[Stored data]
-------------------------

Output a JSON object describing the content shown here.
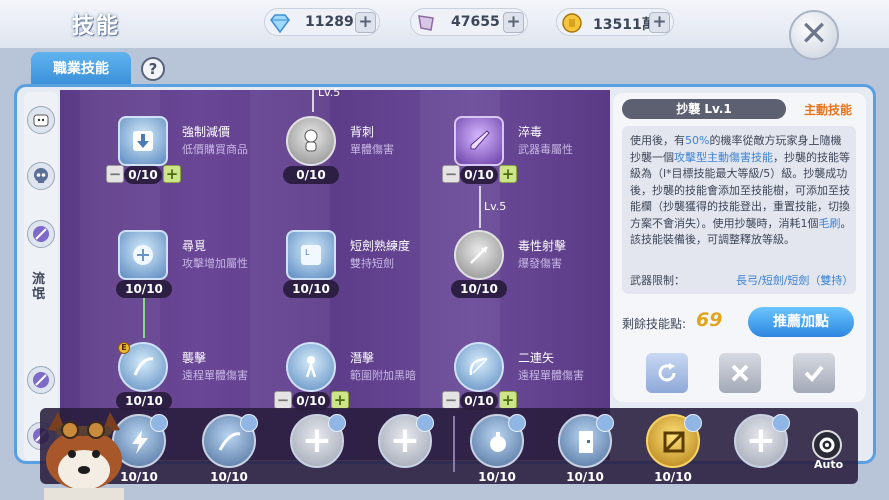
{
  "header": {
    "title": "技能",
    "currencies": [
      {
        "name": "diamond",
        "icon": "diamond-icon",
        "value": "11289"
      },
      {
        "name": "crystal",
        "icon": "crystal-icon",
        "value": "47655"
      },
      {
        "name": "zeny",
        "icon": "coin-icon",
        "value": "13511萬"
      }
    ],
    "close_icon": "close-icon"
  },
  "tabs": {
    "job_skill": "職業技能",
    "help": "?"
  },
  "sidebar": {
    "label": "流氓",
    "icons": [
      "poring-icon",
      "skull-icon",
      "dagger-icon",
      "bow-icon",
      "dagger-icon-2"
    ]
  },
  "skill_tree": {
    "skills": [
      {
        "id": "force_sale",
        "name": "強制減價",
        "desc": "低價購買商品",
        "level": "0/10",
        "buttons": true
      },
      {
        "id": "backstab",
        "name": "背刺",
        "desc": "單體傷害",
        "level": "0/10",
        "buttons": false
      },
      {
        "id": "envenom",
        "name": "淬毒",
        "desc": "武器毒屬性",
        "level": "0/10",
        "buttons": true
      },
      {
        "id": "plagiarism",
        "name": "尋覓",
        "desc": "攻擊增加屬性",
        "level": "10/10",
        "buttons": false
      },
      {
        "id": "dagger_mastery",
        "name": "短劍熟練度",
        "desc": "雙持短劍",
        "level": "10/10",
        "buttons": false
      },
      {
        "id": "poison_shot",
        "name": "毒性射擊",
        "desc": "爆發傷害",
        "level": "10/10",
        "buttons": false
      },
      {
        "id": "snatch",
        "name": "襲擊",
        "desc": "遠程單體傷害",
        "level": "10/10",
        "buttons": false
      },
      {
        "id": "sneak",
        "name": "潛擊",
        "desc": "範圍附加黑暗",
        "level": "0/10",
        "buttons": true
      },
      {
        "id": "double_arrow",
        "name": "二連矢",
        "desc": "遠程單體傷害",
        "level": "0/10",
        "buttons": true
      }
    ],
    "requirements": [
      "Lv.5",
      "Lv.5"
    ]
  },
  "detail": {
    "title": "抄襲 Lv.1",
    "type": "主動技能",
    "description_parts": [
      {
        "text": "使用後，有",
        "hl": false
      },
      {
        "text": "50%",
        "hl": true
      },
      {
        "text": "的機率從敵方玩家身上隨機抄襲一個",
        "hl": false
      },
      {
        "text": "攻擊型主動傷害技能",
        "hl": true
      },
      {
        "text": "，抄襲的技能等級為（l*目標技能最大等級/5）級。抄襲成功後，抄襲的技能會添加至技能樹，可添加至技能欄（抄襲獲得的技能登出，重置技能，切換方案不會消失）。使用抄襲時，消耗1個",
        "hl": false
      },
      {
        "text": "毛刷",
        "hl": true
      },
      {
        "text": "。該技能裝備後，可調整釋放等級。",
        "hl": false
      }
    ],
    "weapon_label": "武器限制：",
    "weapon_value": "長弓/短劍/短劍（雙持）",
    "points_label": "剩餘技能點:",
    "points_value": "69",
    "recommend_button": "推薦加點",
    "actions": [
      "reset-icon",
      "cancel-icon",
      "confirm-icon"
    ]
  },
  "hotbar": {
    "slots": [
      {
        "kind": "skill",
        "level": "10/10"
      },
      {
        "kind": "skill",
        "level": "10/10"
      },
      {
        "kind": "empty",
        "level": ""
      },
      {
        "kind": "empty",
        "level": ""
      },
      {
        "kind": "skill",
        "level": "10/10"
      },
      {
        "kind": "skill",
        "level": "10/10"
      },
      {
        "kind": "gold",
        "level": "10/10"
      },
      {
        "kind": "empty",
        "level": ""
      }
    ],
    "plus_symbol": "+",
    "auto_label": "Auto"
  },
  "colors": {
    "accent": "#3a8ed8",
    "tree_bg": "#5d3d8a",
    "skill_type": "#e8741a",
    "points": "#e0a51c"
  }
}
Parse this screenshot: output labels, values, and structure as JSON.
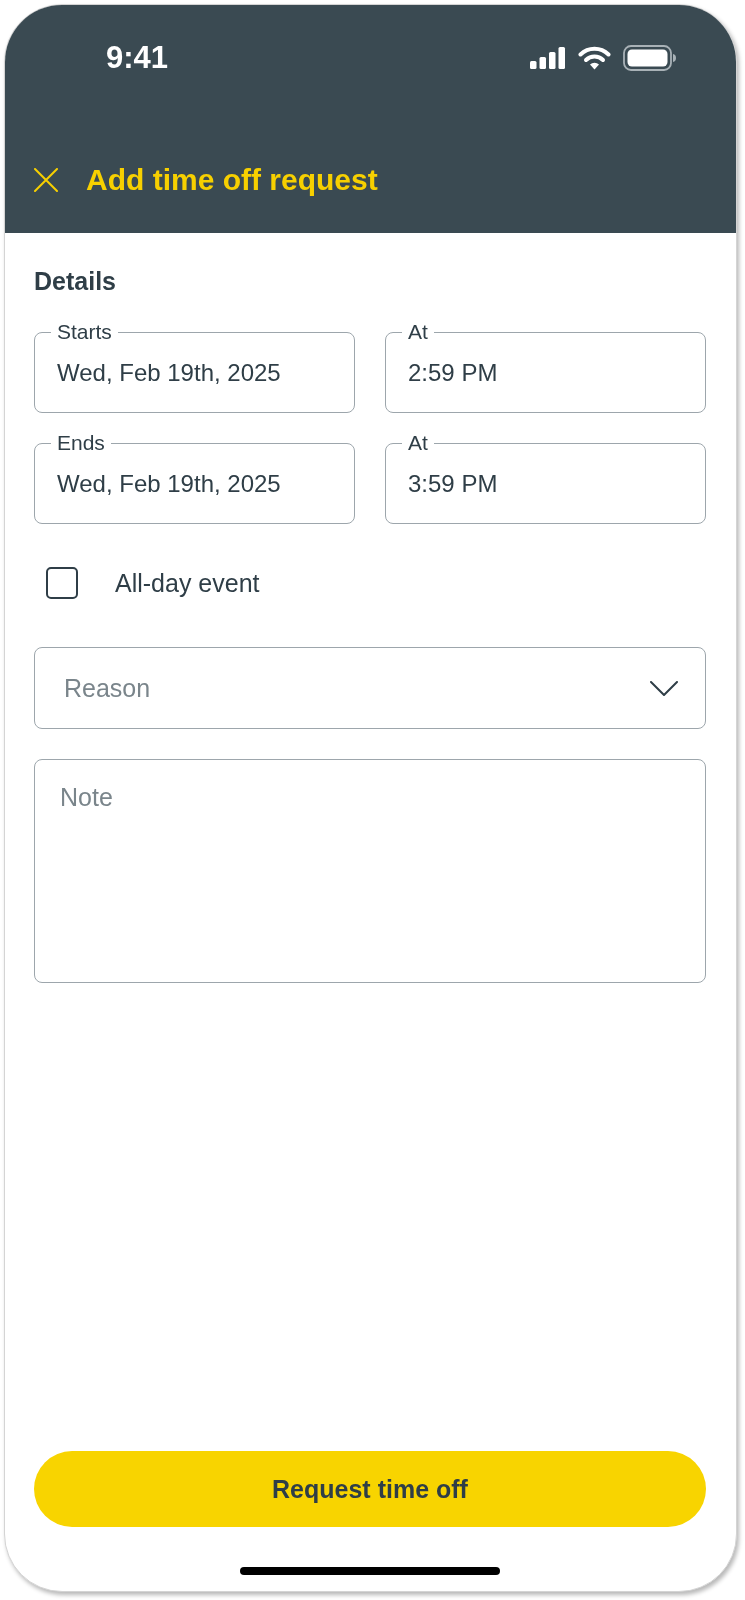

-------------------------

Instructions to follow
Using the material above, set down every line exactly, but skip the pictures.

Problem solution
Output a JSON object describing the content shown here.
{
  "header": {
    "title": "技能",
    "currencies": [
      {
        "name": "diamond",
        "icon": "diamond-icon",
        "value": "11289"
      },
      {
        "name": "crystal",
        "icon": "crystal-icon",
        "value": "47655"
      },
      {
        "name": "zeny",
        "icon": "coin-icon",
        "value": "13511萬"
      }
    ],
    "close_icon": "close-icon"
  },
  "tabs": {
    "job_skill": "職業技能",
    "help": "?"
  },
  "sidebar": {
    "label": "流氓",
    "icons": [
      "poring-icon",
      "skull-icon",
      "dagger-icon",
      "bow-icon",
      "dagger-icon-2"
    ]
  },
  "skill_tree": {
    "skills": [
      {
        "id": "force_sale",
        "name": "強制減價",
        "desc": "低價購買商品",
        "level": "0/10",
        "buttons": true
      },
      {
        "id": "backstab",
        "name": "背刺",
        "desc": "單體傷害",
        "level": "0/10",
        "buttons": false
      },
      {
        "id": "envenom",
        "name": "淬毒",
        "desc": "武器毒屬性",
        "level": "0/10",
        "buttons": true
      },
      {
        "id": "plagiarism",
        "name": "尋覓",
        "desc": "攻擊增加屬性",
        "level": "10/10",
        "buttons": false
      },
      {
        "id": "dagger_mastery",
        "name": "短劍熟練度",
        "desc": "雙持短劍",
        "level": "10/10",
        "buttons": false
      },
      {
        "id": "poison_shot",
        "name": "毒性射擊",
        "desc": "爆發傷害",
        "level": "10/10",
        "buttons": false
      },
      {
        "id": "snatch",
        "name": "襲擊",
        "desc": "遠程單體傷害",
        "level": "10/10",
        "buttons": false
      },
      {
        "id": "sneak",
        "name": "潛擊",
        "desc": "範圍附加黑暗",
        "level": "0/10",
        "buttons": true
      },
      {
        "id": "double_arrow",
        "name": "二連矢",
        "desc": "遠程單體傷害",
        "level": "0/10",
        "buttons": true
      }
    ],
    "requirements": [
      "Lv.5",
      "Lv.5"
    ]
  },
  "detail": {
    "title": "抄襲 Lv.1",
    "type": "主動技能",
    "description_parts": [
      {
        "text": "使用後，有",
        "hl": false
      },
      {
        "text": "50%",
        "hl": true
      },
      {
        "text": "的機率從敵方玩家身上隨機抄襲一個",
        "hl": false
      },
      {
        "text": "攻擊型主動傷害技能",
        "hl": true
      },
      {
        "text": "，抄襲的技能等級為（l*目標技能最大等級/5）級。抄襲成功後，抄襲的技能會添加至技能樹，可添加至技能欄（抄襲獲得的技能登出，重置技能，切換方案不會消失）。使用抄襲時，消耗1個",
        "hl": false
      },
      {
        "text": "毛刷",
        "hl": true
      },
      {
        "text": "。該技能裝備後，可調整釋放等級。",
        "hl": false
      }
    ],
    "weapon_label": "武器限制：",
    "weapon_value": "長弓/短劍/短劍（雙持）",
    "points_label": "剩餘技能點:",
    "points_value": "69",
    "recommend_button": "推薦加點",
    "actions": [
      "reset-icon",
      "cancel-icon",
      "confirm-icon"
    ]
  },
  "hotbar": {
    "slots": [
      {
        "kind": "skill",
        "level": "10/10"
      },
      {
        "kind": "skill",
        "level": "10/10"
      },
      {
        "kind": "empty",
        "level": ""
      },
      {
        "kind": "empty",
        "level": ""
      },
      {
        "kind": "skill",
        "level": "10/10"
      },
      {
        "kind": "skill",
        "level": "10/10"
      },
      {
        "kind": "gold",
        "level": "10/10"
      },
      {
        "kind": "empty",
        "level": ""
      }
    ],
    "plus_symbol": "+",
    "auto_label": "Auto"
  },
  "colors": {
    "accent": "#3a8ed8",
    "tree_bg": "#5d3d8a",
    "skill_type": "#e8741a",
    "points": "#e0a51c"
  }
}
Parse this screenshot: output labels, values, and structure as JSON.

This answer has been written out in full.